[INFORMATION SUPPLIED]
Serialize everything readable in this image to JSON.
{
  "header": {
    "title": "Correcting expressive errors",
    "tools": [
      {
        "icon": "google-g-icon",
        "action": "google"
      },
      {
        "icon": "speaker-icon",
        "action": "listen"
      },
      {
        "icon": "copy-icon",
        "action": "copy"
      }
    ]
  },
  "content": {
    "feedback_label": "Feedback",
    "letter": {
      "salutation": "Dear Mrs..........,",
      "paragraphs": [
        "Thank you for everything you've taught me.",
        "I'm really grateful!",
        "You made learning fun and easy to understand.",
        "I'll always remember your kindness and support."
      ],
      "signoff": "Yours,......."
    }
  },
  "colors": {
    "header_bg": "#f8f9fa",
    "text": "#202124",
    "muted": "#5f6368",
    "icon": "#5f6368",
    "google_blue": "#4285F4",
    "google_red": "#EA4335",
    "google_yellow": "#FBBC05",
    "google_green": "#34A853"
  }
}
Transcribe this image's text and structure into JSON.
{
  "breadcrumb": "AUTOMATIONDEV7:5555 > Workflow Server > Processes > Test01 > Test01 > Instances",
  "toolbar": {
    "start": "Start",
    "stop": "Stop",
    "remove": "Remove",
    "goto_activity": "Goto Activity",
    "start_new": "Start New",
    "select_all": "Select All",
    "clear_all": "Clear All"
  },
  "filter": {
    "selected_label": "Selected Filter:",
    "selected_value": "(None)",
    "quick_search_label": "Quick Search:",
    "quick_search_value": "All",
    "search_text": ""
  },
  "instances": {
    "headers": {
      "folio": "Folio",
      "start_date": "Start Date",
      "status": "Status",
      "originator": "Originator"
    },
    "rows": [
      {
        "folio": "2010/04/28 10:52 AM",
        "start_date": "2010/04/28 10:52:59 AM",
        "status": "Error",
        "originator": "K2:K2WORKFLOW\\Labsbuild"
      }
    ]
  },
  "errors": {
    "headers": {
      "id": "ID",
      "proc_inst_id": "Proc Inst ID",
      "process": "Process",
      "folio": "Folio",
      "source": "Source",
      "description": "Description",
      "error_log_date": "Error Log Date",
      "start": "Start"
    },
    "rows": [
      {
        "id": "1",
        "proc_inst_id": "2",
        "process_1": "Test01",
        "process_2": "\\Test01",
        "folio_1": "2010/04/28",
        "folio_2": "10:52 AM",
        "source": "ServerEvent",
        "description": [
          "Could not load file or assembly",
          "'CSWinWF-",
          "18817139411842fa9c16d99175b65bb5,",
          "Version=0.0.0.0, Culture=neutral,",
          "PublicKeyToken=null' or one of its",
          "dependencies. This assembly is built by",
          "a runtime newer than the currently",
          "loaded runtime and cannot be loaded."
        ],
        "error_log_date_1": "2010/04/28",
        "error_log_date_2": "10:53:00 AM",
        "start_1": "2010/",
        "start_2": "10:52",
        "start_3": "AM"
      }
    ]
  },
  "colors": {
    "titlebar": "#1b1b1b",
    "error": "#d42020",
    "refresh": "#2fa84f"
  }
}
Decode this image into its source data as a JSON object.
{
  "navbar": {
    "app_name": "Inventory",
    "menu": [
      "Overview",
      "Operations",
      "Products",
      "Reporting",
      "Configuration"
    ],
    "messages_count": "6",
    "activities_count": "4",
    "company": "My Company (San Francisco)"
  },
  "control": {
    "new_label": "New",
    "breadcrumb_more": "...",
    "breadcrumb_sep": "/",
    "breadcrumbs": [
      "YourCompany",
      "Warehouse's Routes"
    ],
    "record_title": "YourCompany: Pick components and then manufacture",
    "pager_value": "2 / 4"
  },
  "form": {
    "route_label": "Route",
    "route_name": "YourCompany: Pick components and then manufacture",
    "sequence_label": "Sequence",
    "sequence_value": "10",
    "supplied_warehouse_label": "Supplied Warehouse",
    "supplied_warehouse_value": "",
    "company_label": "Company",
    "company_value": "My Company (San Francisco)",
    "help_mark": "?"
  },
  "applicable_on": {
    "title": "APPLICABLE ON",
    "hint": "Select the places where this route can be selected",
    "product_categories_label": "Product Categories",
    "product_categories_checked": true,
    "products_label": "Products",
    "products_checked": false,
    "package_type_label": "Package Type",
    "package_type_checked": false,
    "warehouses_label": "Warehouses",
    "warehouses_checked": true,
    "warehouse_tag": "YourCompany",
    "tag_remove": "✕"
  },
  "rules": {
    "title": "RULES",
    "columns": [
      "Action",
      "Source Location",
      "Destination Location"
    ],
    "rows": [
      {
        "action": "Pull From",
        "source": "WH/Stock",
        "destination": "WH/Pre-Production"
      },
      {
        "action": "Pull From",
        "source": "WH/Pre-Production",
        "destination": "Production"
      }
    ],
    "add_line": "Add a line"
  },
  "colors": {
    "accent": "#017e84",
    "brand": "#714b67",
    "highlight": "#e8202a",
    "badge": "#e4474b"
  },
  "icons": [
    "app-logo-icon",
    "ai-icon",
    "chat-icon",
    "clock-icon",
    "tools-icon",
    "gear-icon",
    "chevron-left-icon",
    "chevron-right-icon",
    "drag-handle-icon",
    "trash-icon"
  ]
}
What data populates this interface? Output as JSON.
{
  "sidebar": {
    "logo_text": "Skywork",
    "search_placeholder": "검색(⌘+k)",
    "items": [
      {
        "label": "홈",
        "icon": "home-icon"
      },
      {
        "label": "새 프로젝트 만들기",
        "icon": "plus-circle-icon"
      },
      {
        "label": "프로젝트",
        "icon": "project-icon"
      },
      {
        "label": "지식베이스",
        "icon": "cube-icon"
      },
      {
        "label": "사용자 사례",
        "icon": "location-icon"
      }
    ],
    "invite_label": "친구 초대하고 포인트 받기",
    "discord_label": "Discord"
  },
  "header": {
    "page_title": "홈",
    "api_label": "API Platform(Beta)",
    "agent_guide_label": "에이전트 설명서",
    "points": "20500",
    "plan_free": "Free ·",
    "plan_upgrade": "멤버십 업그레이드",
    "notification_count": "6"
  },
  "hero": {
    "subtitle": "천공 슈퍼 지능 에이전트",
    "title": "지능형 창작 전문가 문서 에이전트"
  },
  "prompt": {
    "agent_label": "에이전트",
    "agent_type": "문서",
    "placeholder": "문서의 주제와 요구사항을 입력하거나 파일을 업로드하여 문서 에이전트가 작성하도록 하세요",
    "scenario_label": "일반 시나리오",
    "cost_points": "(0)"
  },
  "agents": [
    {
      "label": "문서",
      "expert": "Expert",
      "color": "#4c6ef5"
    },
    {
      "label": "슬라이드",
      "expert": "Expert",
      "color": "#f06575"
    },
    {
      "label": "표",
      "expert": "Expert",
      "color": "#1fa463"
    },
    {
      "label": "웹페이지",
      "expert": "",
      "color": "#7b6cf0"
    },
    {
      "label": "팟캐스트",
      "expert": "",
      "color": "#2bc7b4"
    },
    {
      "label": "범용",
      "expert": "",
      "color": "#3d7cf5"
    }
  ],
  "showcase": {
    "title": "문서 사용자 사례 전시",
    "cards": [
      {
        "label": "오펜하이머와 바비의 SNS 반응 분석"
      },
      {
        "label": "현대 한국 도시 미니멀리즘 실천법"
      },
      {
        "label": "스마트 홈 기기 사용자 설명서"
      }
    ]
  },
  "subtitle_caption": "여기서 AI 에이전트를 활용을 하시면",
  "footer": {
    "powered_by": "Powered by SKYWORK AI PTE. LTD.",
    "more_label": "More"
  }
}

[REQUIRED WORK]
In the listing, how many lines hold "description"? Answer with a bare number.

[COMPLETE ANSWER]
2